SHORT TASK A:
In the film review below, why is Jann certain that he can win the GT Academy competition? Answer in one to three sentences.

SELECTED EXTRACT:
[START]

Advance previews designed to generate word-of-mouth are nothing new, of course. But I've never seen a release strategy quite like the one that's been prefacing Gran Turismo's official debut, with the film in full, at the Davenport cineplex, being shown at least three times – over three separate days – during the first 10 days of August, and just as many times last week, and just as many this past weekend. (Between Friday and Sunday, a movie that “hasn't opened yet” enjoyed more screenings than the still-running Sound of Freedom and Jules.) A sneak preview or two makes sense, but more than a dozen of them? Isn't Sony Pictures siphoning viewers who otherwise might've shown up for Gran Turismo's premiere and helped buck up its box office, giving the film a fighting chance at dethroning the Barbenheimer behemoth? (To be fair, the new Blue Beetle – see below – did end Barbie's four-weekend B.O. reign.)
Whatever. It's Hollywood, so obviously they know what they're doing. And having caught one of those advance screenings myself, I have a new theory regarding the kind of word-of-mouth Sony may have hoped to generate – the kind that insists to friends “It's not as bad as you think it'll be.” Not that quality, in terms of Gran Turismo's potential earnings, would necessarily have mattered; The Super Mario Bros. Movie is largely steaming-hot garbage and that hasn't stopped it from making in excess of 1.3 billion worldwide. But while I won't go so far as to call Blomkamp's feature good, it's still a pretty-good time, and certainly a better one than those obnoxious here's-the-entire-movie-in-two-minutes trailers suggested.
Heaven knows the casting helps, and Blomkamp's ace in the hole turns out to be British actor Archie Madekwe, the startlingly charismatic 28-year-old who plays this bio-pic's gaming/racing legend Jann Mardenborough. Living at home in the Welsh capitol of Cardiff with his mother (Geri Halliwell), brother (Daniel Puig), and stern father (Djimon Hounsou) who, naturally, can't understand his son's obsession with “this silly video-game business,” university dropout Jann is in desperate need of motivation and direction. He finds both in the announcement of the GT Academy competition – a contest pitting sim drivers, particularly Gran Turismo obsessives, against one another in legitimate race cars, with the champion earning the chance to receive their racing license and compete professionally under Nissan sponsorship. Because of his many hours spent at the arcade and with the simulator game in his bedroom, Jann knows that he has what he takes to win the competition and make his lifelong dreams come true. But does he?

[END]

Stored entries:
[START]

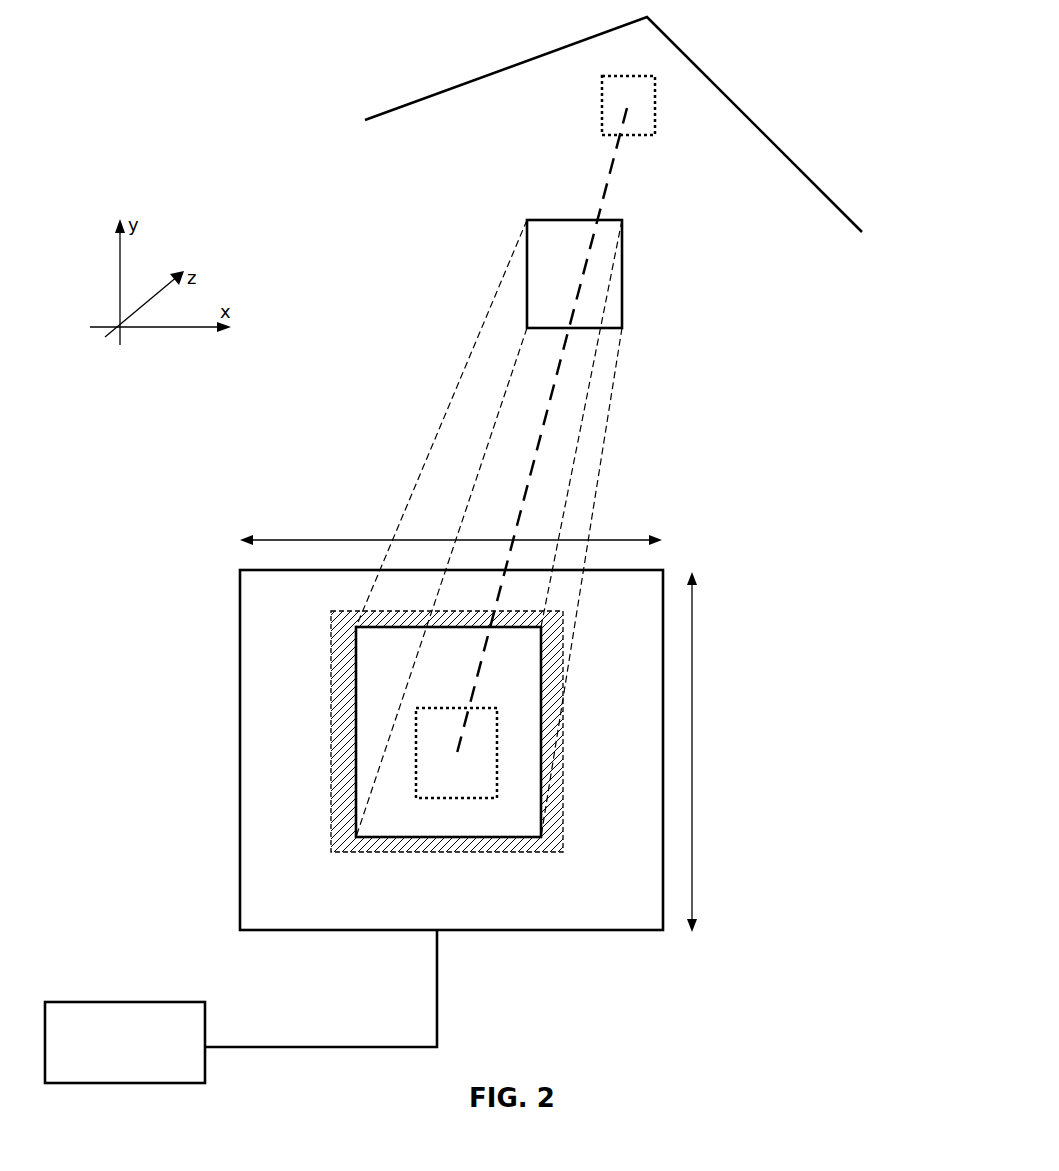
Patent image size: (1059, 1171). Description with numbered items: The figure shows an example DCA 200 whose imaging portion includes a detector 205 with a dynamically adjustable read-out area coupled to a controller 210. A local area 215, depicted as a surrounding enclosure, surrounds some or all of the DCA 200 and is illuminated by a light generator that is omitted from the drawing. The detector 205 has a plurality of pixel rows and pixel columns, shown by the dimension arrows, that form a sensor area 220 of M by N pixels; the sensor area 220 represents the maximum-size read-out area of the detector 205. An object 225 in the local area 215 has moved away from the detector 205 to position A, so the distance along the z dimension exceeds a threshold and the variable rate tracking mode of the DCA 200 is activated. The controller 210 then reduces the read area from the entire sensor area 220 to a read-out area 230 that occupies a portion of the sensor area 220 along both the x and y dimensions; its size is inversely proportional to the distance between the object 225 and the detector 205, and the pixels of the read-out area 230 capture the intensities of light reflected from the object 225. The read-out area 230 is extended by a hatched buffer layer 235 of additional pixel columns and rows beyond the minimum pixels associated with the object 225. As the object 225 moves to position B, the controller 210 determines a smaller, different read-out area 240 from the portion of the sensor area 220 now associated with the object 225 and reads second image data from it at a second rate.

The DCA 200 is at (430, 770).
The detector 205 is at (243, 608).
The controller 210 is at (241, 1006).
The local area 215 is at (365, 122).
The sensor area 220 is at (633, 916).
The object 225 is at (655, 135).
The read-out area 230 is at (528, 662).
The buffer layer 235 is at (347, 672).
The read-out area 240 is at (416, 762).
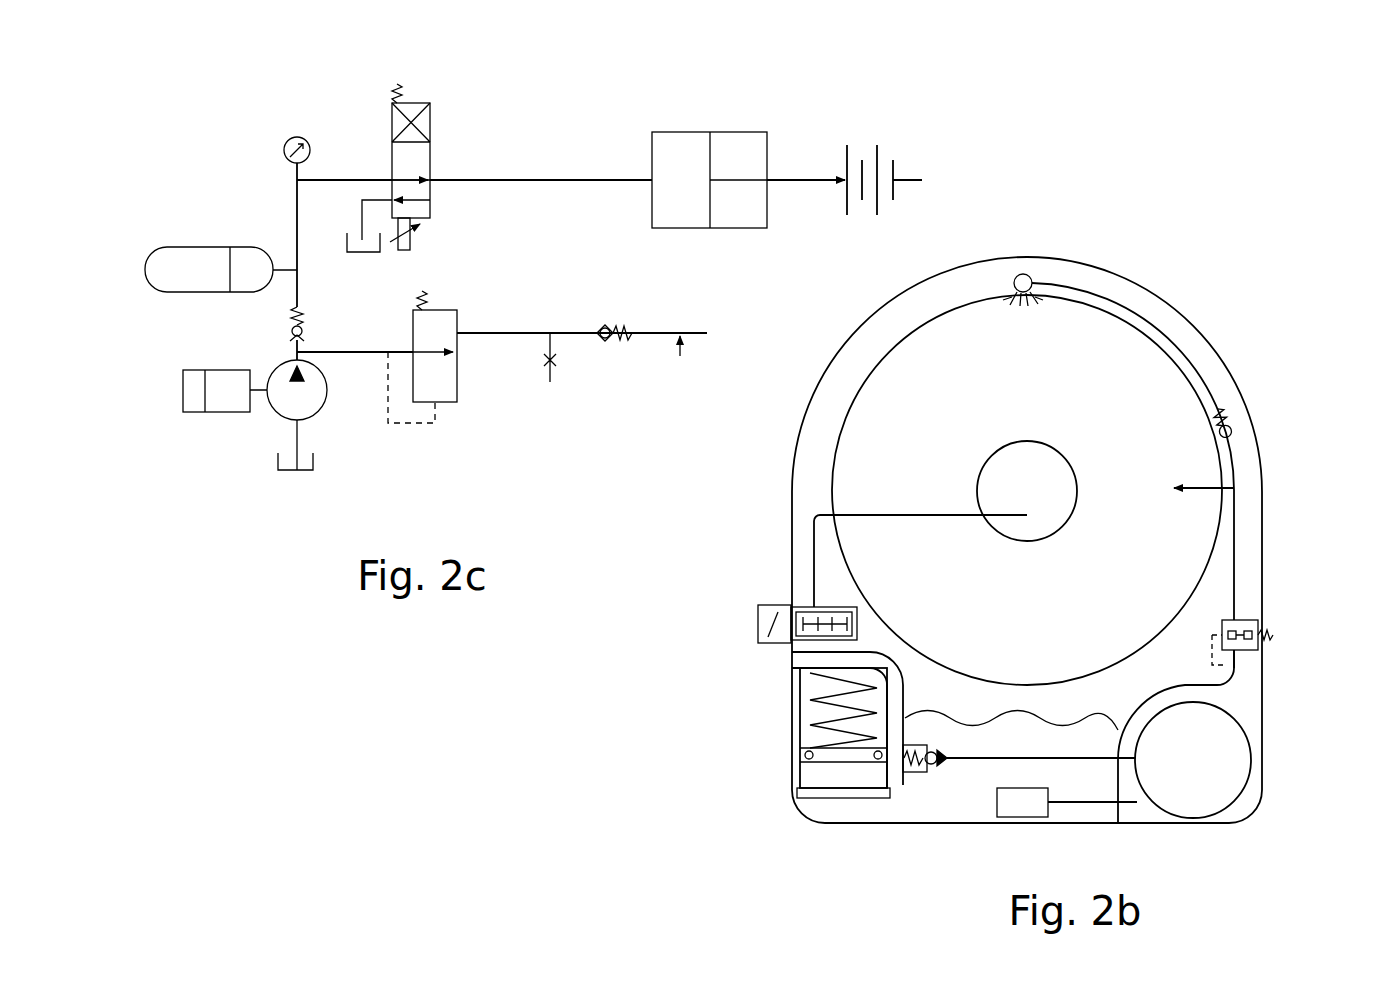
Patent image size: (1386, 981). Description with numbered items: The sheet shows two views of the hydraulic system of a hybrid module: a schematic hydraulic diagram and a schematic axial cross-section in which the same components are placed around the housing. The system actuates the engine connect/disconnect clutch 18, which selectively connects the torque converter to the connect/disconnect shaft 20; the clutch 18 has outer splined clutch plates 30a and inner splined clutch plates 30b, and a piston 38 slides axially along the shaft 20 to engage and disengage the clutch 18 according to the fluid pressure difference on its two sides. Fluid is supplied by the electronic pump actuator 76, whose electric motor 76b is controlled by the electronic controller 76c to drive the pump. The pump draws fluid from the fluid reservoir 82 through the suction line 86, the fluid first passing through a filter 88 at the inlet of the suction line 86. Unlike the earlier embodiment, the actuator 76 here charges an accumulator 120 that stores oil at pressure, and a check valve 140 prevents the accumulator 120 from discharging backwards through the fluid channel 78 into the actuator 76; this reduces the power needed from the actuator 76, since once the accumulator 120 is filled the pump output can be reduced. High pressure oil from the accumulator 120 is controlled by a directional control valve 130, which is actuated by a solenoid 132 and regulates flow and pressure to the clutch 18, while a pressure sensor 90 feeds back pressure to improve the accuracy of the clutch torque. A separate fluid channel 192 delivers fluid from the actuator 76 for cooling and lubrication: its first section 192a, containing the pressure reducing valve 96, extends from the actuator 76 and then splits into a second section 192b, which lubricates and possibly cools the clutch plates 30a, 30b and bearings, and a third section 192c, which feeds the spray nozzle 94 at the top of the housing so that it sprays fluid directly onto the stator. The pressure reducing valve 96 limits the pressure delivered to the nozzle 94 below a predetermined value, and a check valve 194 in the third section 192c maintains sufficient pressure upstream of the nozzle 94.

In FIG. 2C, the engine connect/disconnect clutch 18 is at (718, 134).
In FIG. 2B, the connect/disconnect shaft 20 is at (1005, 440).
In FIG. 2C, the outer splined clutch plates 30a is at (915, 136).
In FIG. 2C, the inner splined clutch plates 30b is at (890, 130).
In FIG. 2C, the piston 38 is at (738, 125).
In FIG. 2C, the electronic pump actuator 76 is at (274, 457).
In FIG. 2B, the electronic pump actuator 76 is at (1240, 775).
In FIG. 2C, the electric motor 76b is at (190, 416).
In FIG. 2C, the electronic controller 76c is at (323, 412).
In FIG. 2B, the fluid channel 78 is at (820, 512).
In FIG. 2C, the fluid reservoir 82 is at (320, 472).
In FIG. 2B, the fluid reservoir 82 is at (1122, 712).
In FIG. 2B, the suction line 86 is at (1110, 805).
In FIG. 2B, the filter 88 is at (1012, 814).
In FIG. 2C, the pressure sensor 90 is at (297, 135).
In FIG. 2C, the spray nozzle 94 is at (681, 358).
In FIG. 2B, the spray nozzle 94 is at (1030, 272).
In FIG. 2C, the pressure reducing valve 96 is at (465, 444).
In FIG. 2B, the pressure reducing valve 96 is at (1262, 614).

[END]

SHORT TASK B:
Reproduce the records from their start through the line containing "The read-out area 240 is at (416, 762).", including both ends, and leave the pictures out.

FULL OUTPUT A:
Jann is confident that he can win because he has spent many hours at the arcade and with the simulator game in his bedroom.

FULL OUTPUT B:
Patent image size: (1059, 1171). Description with numbered items: The figure shows an example DCA 200 whose imaging portion includes a detector 205 with a dynamically adjustable read-out area coupled to a controller 210. A local area 215, depicted as a surrounding enclosure, surrounds some or all of the DCA 200 and is illuminated by a light generator that is omitted from the drawing. The detector 205 has a plurality of pixel rows and pixel columns, shown by the dimension arrows, that form a sensor area 220 of M by N pixels; the sensor area 220 represents the maximum-size read-out area of the detector 205. An object 225 in the local area 215 has moved away from the detector 205 to position A, so the distance along the z dimension exceeds a threshold and the variable rate tracking mode of the DCA 200 is activated. The controller 210 then reduces the read area from the entire sensor area 220 to a read-out area 230 that occupies a portion of the sensor area 220 along both the x and y dimensions; its size is inversely proportional to the distance between the object 225 and the detector 205, and the pixels of the read-out area 230 capture the intensities of light reflected from the object 225. The read-out area 230 is extended by a hatched buffer layer 235 of additional pixel columns and rows beyond the minimum pixels associated with the object 225. As the object 225 moves to position B, the controller 210 determines a smaller, different read-out area 240 from the portion of the sensor area 220 now associated with the object 225 and reads second image data from it at a second rate.

The DCA 200 is at (430, 770).
The detector 205 is at (243, 608).
The controller 210 is at (241, 1006).
The local area 215 is at (365, 122).
The sensor area 220 is at (633, 916).
The object 225 is at (655, 135).
The read-out area 230 is at (528, 662).
The buffer layer 235 is at (347, 672).
The read-out area 240 is at (416, 762).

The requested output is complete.